Data records:
>>>

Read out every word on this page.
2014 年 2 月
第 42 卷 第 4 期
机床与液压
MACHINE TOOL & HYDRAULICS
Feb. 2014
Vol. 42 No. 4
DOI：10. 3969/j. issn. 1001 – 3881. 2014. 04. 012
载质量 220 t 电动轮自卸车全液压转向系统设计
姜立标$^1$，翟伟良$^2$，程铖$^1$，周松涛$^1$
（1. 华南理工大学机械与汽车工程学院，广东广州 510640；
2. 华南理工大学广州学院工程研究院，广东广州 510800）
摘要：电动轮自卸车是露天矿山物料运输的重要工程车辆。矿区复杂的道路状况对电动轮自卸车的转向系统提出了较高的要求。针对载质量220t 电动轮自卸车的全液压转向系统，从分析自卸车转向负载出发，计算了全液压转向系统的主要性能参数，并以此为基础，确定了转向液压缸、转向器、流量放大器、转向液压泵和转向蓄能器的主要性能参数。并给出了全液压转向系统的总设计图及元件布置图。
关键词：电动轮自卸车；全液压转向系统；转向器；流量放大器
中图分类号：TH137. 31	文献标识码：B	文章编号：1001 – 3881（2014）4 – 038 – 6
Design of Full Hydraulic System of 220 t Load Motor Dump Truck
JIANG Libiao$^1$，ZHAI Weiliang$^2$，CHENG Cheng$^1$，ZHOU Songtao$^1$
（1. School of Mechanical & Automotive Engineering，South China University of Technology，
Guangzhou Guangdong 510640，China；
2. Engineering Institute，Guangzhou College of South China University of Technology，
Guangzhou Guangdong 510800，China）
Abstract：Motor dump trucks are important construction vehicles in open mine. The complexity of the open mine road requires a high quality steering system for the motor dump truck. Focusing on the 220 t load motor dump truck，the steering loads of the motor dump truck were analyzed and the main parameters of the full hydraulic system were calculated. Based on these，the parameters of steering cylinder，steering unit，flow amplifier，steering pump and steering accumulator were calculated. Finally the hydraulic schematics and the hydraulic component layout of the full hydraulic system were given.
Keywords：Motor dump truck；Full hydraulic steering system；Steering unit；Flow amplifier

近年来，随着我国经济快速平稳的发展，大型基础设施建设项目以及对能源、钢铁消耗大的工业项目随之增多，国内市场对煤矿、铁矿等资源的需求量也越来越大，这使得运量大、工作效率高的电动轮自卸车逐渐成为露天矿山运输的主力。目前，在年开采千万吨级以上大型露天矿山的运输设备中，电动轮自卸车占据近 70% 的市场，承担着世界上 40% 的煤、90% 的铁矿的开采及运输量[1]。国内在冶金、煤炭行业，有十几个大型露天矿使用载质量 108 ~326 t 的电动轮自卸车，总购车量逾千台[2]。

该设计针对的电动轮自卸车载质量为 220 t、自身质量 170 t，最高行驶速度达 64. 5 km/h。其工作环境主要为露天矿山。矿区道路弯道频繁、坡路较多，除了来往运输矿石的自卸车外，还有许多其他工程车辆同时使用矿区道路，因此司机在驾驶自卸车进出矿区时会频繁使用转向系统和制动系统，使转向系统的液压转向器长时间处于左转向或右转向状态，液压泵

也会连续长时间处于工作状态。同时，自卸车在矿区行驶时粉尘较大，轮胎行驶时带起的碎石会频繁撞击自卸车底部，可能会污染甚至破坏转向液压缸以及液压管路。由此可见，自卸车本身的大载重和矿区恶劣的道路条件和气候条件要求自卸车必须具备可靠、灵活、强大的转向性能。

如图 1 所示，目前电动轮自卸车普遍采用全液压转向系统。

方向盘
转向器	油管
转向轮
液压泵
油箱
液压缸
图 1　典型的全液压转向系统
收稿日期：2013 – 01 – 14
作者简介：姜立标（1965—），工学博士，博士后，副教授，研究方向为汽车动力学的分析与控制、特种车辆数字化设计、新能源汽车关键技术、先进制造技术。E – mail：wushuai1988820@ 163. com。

<<<

● **What is required**: Pull every line containing the word "流量放大器" out of the material and copy it.

● **Response to this exercise**:
摘要：电动轮自卸车是露天矿山物料运输的重要工程车辆。矿区复杂的道路状况对电动轮自卸车的转向系统提出了较高的要求。针对载质量220t 电动轮自卸车的全液压转向系统，从分析自卸车转向负载出发，计算了全液压转向系统的主要性能参数，并以此为基础，确定了转向液压缸、转向器、流量放大器、转向液压泵和转向蓄能器的主要性能参数。并给出了全液压转向系统的总设计图及元件布置图。
关键词：电动轮自卸车；全液压转向系统；转向器；流量放大器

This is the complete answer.